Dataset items
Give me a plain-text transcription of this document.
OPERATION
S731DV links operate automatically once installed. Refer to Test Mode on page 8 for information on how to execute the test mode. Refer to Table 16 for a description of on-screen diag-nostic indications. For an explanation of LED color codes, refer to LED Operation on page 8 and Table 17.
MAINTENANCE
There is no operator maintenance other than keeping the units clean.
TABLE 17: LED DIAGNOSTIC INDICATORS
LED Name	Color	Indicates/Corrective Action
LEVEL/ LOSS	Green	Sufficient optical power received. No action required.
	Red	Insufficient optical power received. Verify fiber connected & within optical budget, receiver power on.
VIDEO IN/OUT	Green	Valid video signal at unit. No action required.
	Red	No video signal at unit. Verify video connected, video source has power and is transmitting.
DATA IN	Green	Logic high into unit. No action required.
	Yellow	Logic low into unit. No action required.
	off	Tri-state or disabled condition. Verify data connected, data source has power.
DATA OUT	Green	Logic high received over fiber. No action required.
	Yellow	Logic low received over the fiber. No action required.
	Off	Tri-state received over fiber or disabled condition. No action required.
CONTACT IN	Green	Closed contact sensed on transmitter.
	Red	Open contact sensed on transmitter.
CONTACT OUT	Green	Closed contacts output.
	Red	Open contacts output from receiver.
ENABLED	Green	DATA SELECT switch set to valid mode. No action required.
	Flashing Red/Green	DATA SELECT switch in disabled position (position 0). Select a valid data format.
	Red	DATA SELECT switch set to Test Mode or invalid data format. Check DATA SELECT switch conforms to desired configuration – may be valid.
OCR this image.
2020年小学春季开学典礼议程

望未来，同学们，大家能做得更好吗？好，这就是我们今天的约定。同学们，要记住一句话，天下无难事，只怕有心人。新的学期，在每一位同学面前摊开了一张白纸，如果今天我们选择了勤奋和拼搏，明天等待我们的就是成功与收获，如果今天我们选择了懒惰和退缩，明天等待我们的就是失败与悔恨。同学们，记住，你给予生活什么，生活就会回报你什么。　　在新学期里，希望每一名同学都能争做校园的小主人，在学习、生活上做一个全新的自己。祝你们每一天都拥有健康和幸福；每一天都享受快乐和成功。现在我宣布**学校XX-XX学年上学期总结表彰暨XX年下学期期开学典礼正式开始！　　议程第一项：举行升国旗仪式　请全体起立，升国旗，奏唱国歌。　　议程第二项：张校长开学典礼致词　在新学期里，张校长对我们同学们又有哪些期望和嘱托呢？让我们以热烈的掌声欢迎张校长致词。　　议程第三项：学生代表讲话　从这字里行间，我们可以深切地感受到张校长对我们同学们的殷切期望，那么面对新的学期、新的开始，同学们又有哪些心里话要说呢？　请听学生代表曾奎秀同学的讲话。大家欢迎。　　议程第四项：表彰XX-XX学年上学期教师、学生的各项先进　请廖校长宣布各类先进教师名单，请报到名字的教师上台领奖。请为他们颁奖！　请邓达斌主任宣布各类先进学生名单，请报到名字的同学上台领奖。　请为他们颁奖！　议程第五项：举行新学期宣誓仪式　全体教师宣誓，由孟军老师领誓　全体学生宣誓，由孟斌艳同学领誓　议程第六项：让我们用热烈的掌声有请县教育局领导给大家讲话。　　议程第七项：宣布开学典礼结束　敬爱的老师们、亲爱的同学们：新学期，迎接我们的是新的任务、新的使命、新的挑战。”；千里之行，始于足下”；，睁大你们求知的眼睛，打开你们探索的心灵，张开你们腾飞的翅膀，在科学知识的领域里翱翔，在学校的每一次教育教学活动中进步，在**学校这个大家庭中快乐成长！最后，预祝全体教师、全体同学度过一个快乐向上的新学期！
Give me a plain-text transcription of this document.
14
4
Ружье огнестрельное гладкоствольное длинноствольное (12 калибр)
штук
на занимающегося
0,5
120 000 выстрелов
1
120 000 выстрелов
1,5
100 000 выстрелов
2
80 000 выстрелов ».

• [Job]: Reproduce all the data word for word.

• [Expected output]:
Give me a plain-text transcription of this document.
OPERATION
S731DV links operate automatically once installed. Refer to Test Mode on page 8 for information on how to execute the test mode. Refer to Table 16 for a description of on-screen diag-nostic indications. For an explanation of LED color codes, refer to LED Operation on page 8 and Table 17.
MAINTENANCE
There is no operator maintenance other than keeping the units clean.
TABLE 17: LED DIAGNOSTIC INDICATORS
LED Name	Color	Indicates/Corrective Action
LEVEL/ LOSS	Green	Sufficient optical power received. No action required.
	Red	Insufficient optical power received. Verify fiber connected & within optical budget, receiver power on.
VIDEO IN/OUT	Green	Valid video signal at unit. No action required.
	Red	No video signal at unit. Verify video connected, video source has power and is transmitting.
DATA IN	Green	Logic high into unit. No action required.
	Yellow	Logic low into unit. No action required.
	off	Tri-state or disabled condition. Verify data connected, data source has power.
DATA OUT	Green	Logic high received over fiber. No action required.
	Yellow	Logic low received over the fiber. No action required.
	Off	Tri-state received over fiber or disabled condition. No action required.
CONTACT IN	Green	Closed contact sensed on transmitter.
	Red	Open contact sensed on transmitter.
CONTACT OUT	Green	Closed contacts output.
	Red	Open contacts output from receiver.
ENABLED	Green	DATA SELECT switch set to valid mode. No action required.
	Flashing Red/Green	DATA SELECT switch in disabled position (position 0). Select a valid data format.
	Red	DATA SELECT switch set to Test Mode or invalid data format. Check DATA SELECT switch conforms to desired configuration – may be valid.
OCR this image.
2020年小学春季开学典礼议程

望未来，同学们，大家能做得更好吗？好，这就是我们今天的约定。同学们，要记住一句话，天下无难事，只怕有心人。新的学期，在每一位同学面前摊开了一张白纸，如果今天我们选择了勤奋和拼搏，明天等待我们的就是成功与收获，如果今天我们选择了懒惰和退缩，明天等待我们的就是失败与悔恨。同学们，记住，你给予生活什么，生活就会回报你什么。　　在新学期里，希望每一名同学都能争做校园的小主人，在学习、生活上做一个全新的自己。祝你们每一天都拥有健康和幸福；每一天都享受快乐和成功。现在我宣布**学校XX-XX学年上学期总结表彰暨XX年下学期期开学典礼正式开始！　　议程第一项：举行升国旗仪式　请全体起立，升国旗，奏唱国歌。　　议程第二项：张校长开学典礼致词　在新学期里，张校长对我们同学们又有哪些期望和嘱托呢？让我们以热烈的掌声欢迎张校长致词。　　议程第三项：学生代表讲话　从这字里行间，我们可以深切地感受到张校长对我们同学们的殷切期望，那么面对新的学期、新的开始，同学们又有哪些心里话要说呢？　请听学生代表曾奎秀同学的讲话。大家欢迎。　　议程第四项：表彰XX-XX学年上学期教师、学生的各项先进　请廖校长宣布各类先进教师名单，请报到名字的教师上台领奖。请为他们颁奖！　请邓达斌主任宣布各类先进学生名单，请报到名字的同学上台领奖。　请为他们颁奖！　议程第五项：举行新学期宣誓仪式　全体教师宣誓，由孟军老师领誓　全体学生宣誓，由孟斌艳同学领誓　议程第六项：让我们用热烈的掌声有请县教育局领导给大家讲话。　　议程第七项：宣布开学典礼结束　敬爱的老师们、亲爱的同学们：新学期，迎接我们的是新的任务、新的使命、新的挑战。”；千里之行，始于足下”；，睁大你们求知的眼睛，打开你们探索的心灵，张开你们腾飞的翅膀，在科学知识的领域里翱翔，在学校的每一次教育教学活动中进步，在**学校这个大家庭中快乐成长！最后，预祝全体教师、全体同学度过一个快乐向上的新学期！
Give me a plain-text transcription of this document.
14
4
Ружье огнестрельное гладкоствольное длинноствольное (12 калибр)
штук
на занимающегося
0,5
120 000 выстрелов
1
120 000 выстрелов
1,5
100 000 выстрелов
2
80 000 выстрелов ».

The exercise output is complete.